_MATERIAL FOR THIS TASK_
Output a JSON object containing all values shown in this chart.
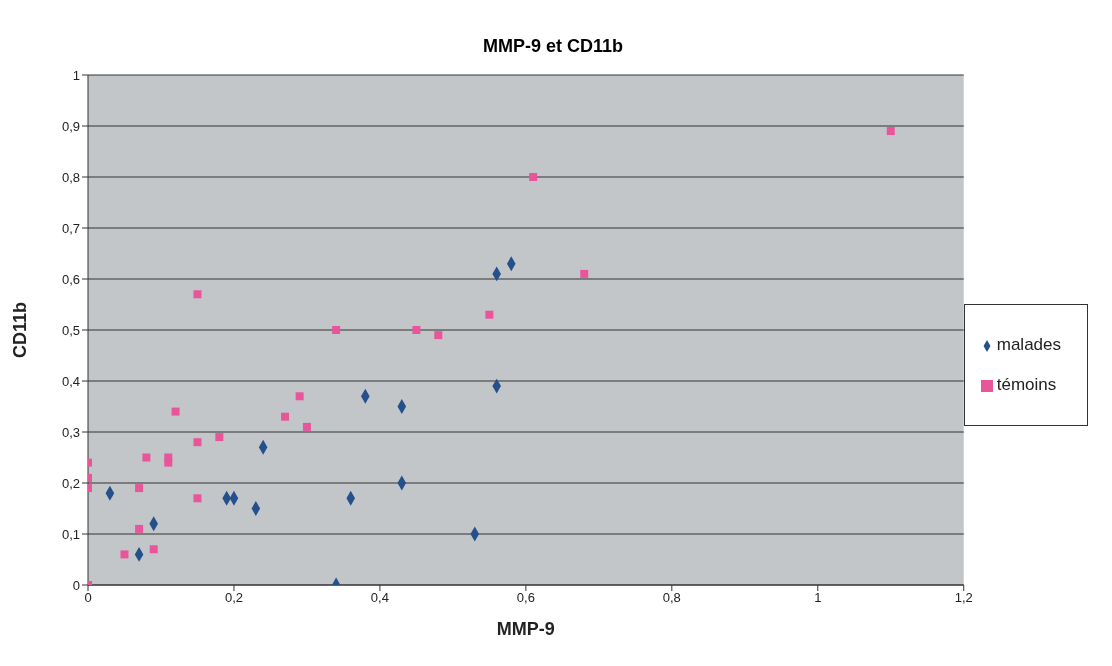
{
  "chart_data": {
    "type": "scatter",
    "title": "MMP-9 et CD11b",
    "xlabel": "MMP-9",
    "ylabel": "CD11b",
    "xlim": [
      0,
      1.2
    ],
    "ylim": [
      0,
      1
    ],
    "xticks": [
      0,
      {
        "value": 0.2,
        "label": "0,2"
      },
      {
        "value": 0.4,
        "label": "0,4"
      },
      {
        "value": 0.6,
        "label": "0,6"
      },
      {
        "value": 0.8,
        "label": "0,8"
      },
      1,
      {
        "value": 1.2,
        "label": "1,2"
      }
    ],
    "yticks": [
      0,
      {
        "value": 0.1,
        "label": "0,1"
      },
      {
        "value": 0.2,
        "label": "0,2"
      },
      {
        "value": 0.3,
        "label": "0,3"
      },
      {
        "value": 0.4,
        "label": "0,4"
      },
      {
        "value": 0.5,
        "label": "0,5"
      },
      {
        "value": 0.6,
        "label": "0,6"
      },
      {
        "value": 0.7,
        "label": "0,7"
      },
      {
        "value": 0.8,
        "label": "0,8"
      },
      {
        "value": 0.9,
        "label": "0,9"
      },
      1
    ],
    "grid": "y",
    "legend": "right",
    "series": [
      {
        "name": "malades",
        "color": "#24508c",
        "marker": "diamond",
        "x": [
          0.03,
          0.07,
          0.09,
          0.19,
          0.2,
          0.23,
          0.24,
          0.34,
          0.36,
          0.38,
          0.43,
          0.43,
          0.53,
          0.56,
          0.56,
          0.58
        ],
        "values": [
          0.18,
          0.06,
          0.12,
          0.17,
          0.17,
          0.15,
          0.27,
          0,
          0.17,
          0.37,
          0.35,
          0.2,
          0.1,
          0.39,
          0.61,
          0.63
        ]
      },
      {
        "name": "témoins",
        "color": "#e8559a",
        "marker": "square",
        "x": [
          0,
          0,
          0,
          0,
          0.05,
          0.07,
          0.07,
          0.09,
          0.08,
          0.11,
          0.11,
          0.12,
          0.15,
          0.15,
          0.15,
          0.18,
          0.27,
          0.29,
          0.3,
          0.34,
          0.45,
          0.48,
          0.55,
          0.61,
          0.68,
          1.1
        ],
        "values": [
          0,
          0.24,
          0.21,
          0.19,
          0.06,
          0.11,
          0.19,
          0.07,
          0.25,
          0.25,
          0.24,
          0.34,
          0.57,
          0.17,
          0.28,
          0.29,
          0.33,
          0.37,
          0.31,
          0.5,
          0.5,
          0.49,
          0.53,
          0.8,
          0.61,
          0.89
        ]
      }
    ]
  }
}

_EXERCISE TASK_
Above are the records; reproduce them exactly and leave out the pictures.

_FULL SOLUTION_
Output a JSON object containing all values shown in this chart.
{
  "chart_data": {
    "type": "scatter",
    "title": "MMP-9 et CD11b",
    "xlabel": "MMP-9",
    "ylabel": "CD11b",
    "xlim": [
      0,
      1.2
    ],
    "ylim": [
      0,
      1
    ],
    "xticks": [
      0,
      {
        "value": 0.2,
        "label": "0,2"
      },
      {
        "value": 0.4,
        "label": "0,4"
      },
      {
        "value": 0.6,
        "label": "0,6"
      },
      {
        "value": 0.8,
        "label": "0,8"
      },
      1,
      {
        "value": 1.2,
        "label": "1,2"
      }
    ],
    "yticks": [
      0,
      {
        "value": 0.1,
        "label": "0,1"
      },
      {
        "value": 0.2,
        "label": "0,2"
      },
      {
        "value": 0.3,
        "label": "0,3"
      },
      {
        "value": 0.4,
        "label": "0,4"
      },
      {
        "value": 0.5,
        "label": "0,5"
      },
      {
        "value": 0.6,
        "label": "0,6"
      },
      {
        "value": 0.7,
        "label": "0,7"
      },
      {
        "value": 0.8,
        "label": "0,8"
      },
      {
        "value": 0.9,
        "label": "0,9"
      },
      1
    ],
    "grid": "y",
    "legend": "right",
    "series": [
      {
        "name": "malades",
        "color": "#24508c",
        "marker": "diamond",
        "x": [
          0.03,
          0.07,
          0.09,
          0.19,
          0.2,
          0.23,
          0.24,
          0.34,
          0.36,
          0.38,
          0.43,
          0.43,
          0.53,
          0.56,
          0.56,
          0.58
        ],
        "values": [
          0.18,
          0.06,
          0.12,
          0.17,
          0.17,
          0.15,
          0.27,
          0,
          0.17,
          0.37,
          0.35,
          0.2,
          0.1,
          0.39,
          0.61,
          0.63
        ]
      },
      {
        "name": "témoins",
        "color": "#e8559a",
        "marker": "square",
        "x": [
          0,
          0,
          0,
          0,
          0.05,
          0.07,
          0.07,
          0.09,
          0.08,
          0.11,
          0.11,
          0.12,
          0.15,
          0.15,
          0.15,
          0.18,
          0.27,
          0.29,
          0.3,
          0.34,
          0.45,
          0.48,
          0.55,
          0.61,
          0.68,
          1.1
        ],
        "values": [
          0,
          0.24,
          0.21,
          0.19,
          0.06,
          0.11,
          0.19,
          0.07,
          0.25,
          0.25,
          0.24,
          0.34,
          0.57,
          0.17,
          0.28,
          0.29,
          0.33,
          0.37,
          0.31,
          0.5,
          0.5,
          0.49,
          0.53,
          0.8,
          0.61,
          0.89
        ]
      }
    ]
  }
}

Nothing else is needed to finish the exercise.